### EXERCISE DETAILS
Reproduce every record below exactly as written, leaving out any pictures.

#####

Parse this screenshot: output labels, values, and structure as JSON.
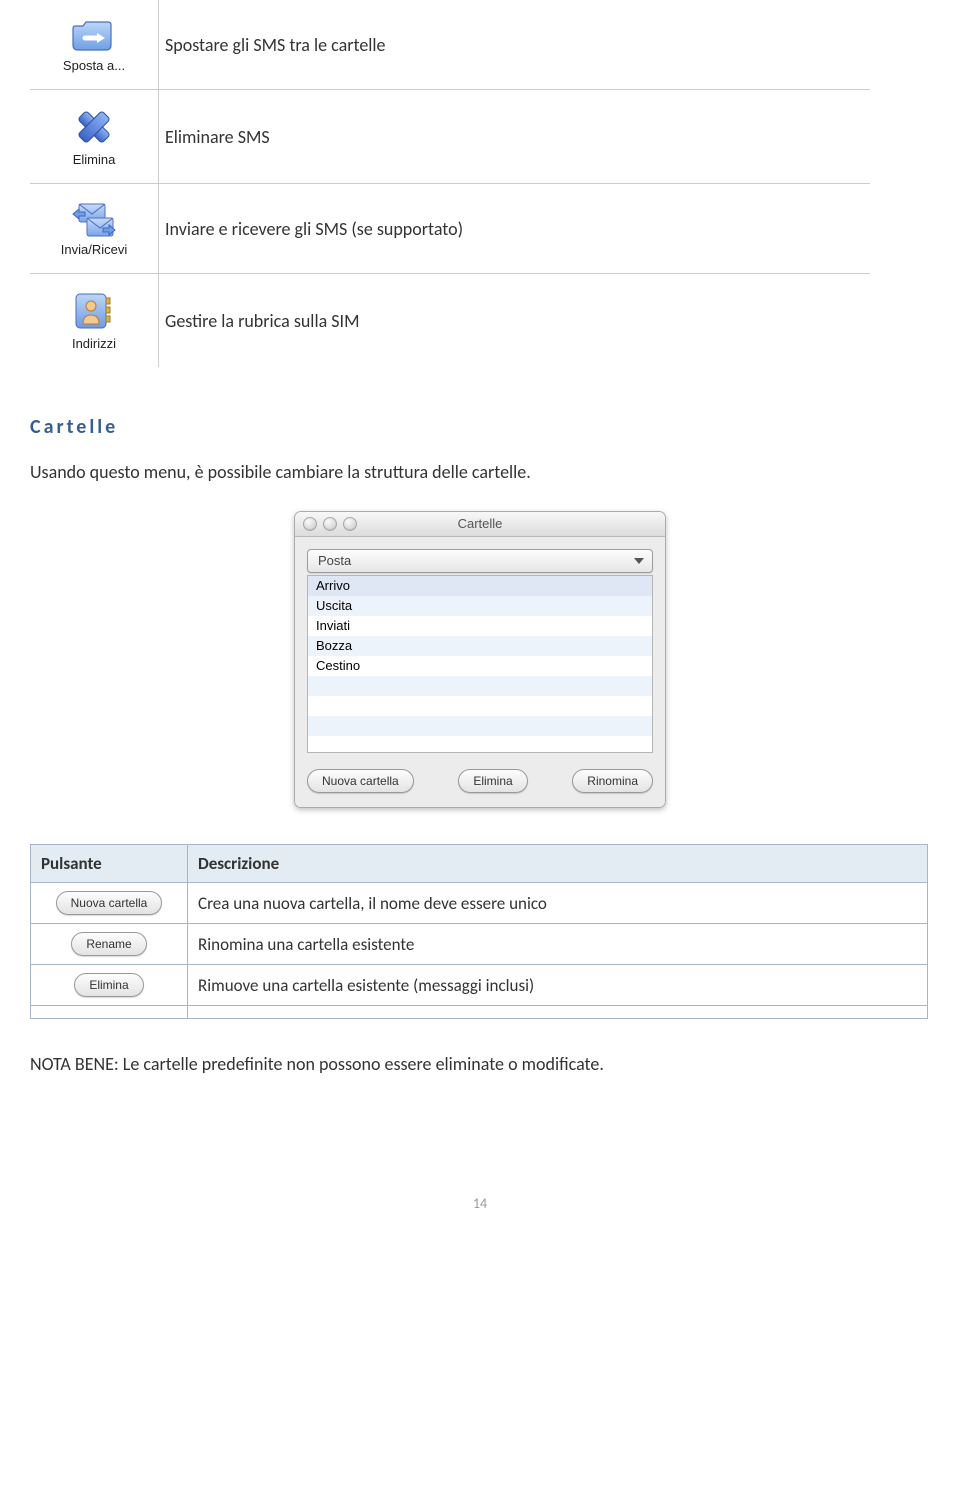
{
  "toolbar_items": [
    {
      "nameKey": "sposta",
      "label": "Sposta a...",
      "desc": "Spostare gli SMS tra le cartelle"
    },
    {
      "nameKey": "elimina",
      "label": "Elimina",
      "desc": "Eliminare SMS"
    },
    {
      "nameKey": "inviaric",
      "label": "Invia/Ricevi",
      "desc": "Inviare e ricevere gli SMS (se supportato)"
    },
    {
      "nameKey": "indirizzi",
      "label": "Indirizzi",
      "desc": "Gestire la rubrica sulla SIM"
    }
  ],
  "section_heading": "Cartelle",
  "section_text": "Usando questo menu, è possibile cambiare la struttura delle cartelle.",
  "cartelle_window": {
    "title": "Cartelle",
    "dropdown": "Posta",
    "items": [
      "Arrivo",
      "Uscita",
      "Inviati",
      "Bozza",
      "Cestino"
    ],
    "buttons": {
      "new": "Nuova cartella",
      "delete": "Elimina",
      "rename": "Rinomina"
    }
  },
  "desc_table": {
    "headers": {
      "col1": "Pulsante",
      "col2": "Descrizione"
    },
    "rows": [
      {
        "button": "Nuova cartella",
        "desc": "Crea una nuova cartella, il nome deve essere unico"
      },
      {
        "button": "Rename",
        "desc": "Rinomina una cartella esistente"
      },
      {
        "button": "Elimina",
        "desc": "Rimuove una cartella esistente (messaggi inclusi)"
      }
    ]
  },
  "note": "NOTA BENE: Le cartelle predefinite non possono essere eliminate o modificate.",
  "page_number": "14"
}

#####

### SOLUTION FOR THIS EXERCISE
Parse this screenshot: output labels, values, and structure as JSON.
{
  "toolbar_items": [
    {
      "nameKey": "sposta",
      "label": "Sposta a...",
      "desc": "Spostare gli SMS tra le cartelle"
    },
    {
      "nameKey": "elimina",
      "label": "Elimina",
      "desc": "Eliminare SMS"
    },
    {
      "nameKey": "inviaric",
      "label": "Invia/Ricevi",
      "desc": "Inviare e ricevere gli SMS (se supportato)"
    },
    {
      "nameKey": "indirizzi",
      "label": "Indirizzi",
      "desc": "Gestire la rubrica sulla SIM"
    }
  ],
  "section_heading": "Cartelle",
  "section_text": "Usando questo menu, è possibile cambiare la struttura delle cartelle.",
  "cartelle_window": {
    "title": "Cartelle",
    "dropdown": "Posta",
    "items": [
      "Arrivo",
      "Uscita",
      "Inviati",
      "Bozza",
      "Cestino"
    ],
    "buttons": {
      "new": "Nuova cartella",
      "delete": "Elimina",
      "rename": "Rinomina"
    }
  },
  "desc_table": {
    "headers": {
      "col1": "Pulsante",
      "col2": "Descrizione"
    },
    "rows": [
      {
        "button": "Nuova cartella",
        "desc": "Crea una nuova cartella, il nome deve essere unico"
      },
      {
        "button": "Rename",
        "desc": "Rinomina una cartella esistente"
      },
      {
        "button": "Elimina",
        "desc": "Rimuove una cartella esistente (messaggi inclusi)"
      }
    ]
  },
  "note": "NOTA BENE: Le cartelle predefinite non possono essere eliminate o modificate.",
  "page_number": "14"
}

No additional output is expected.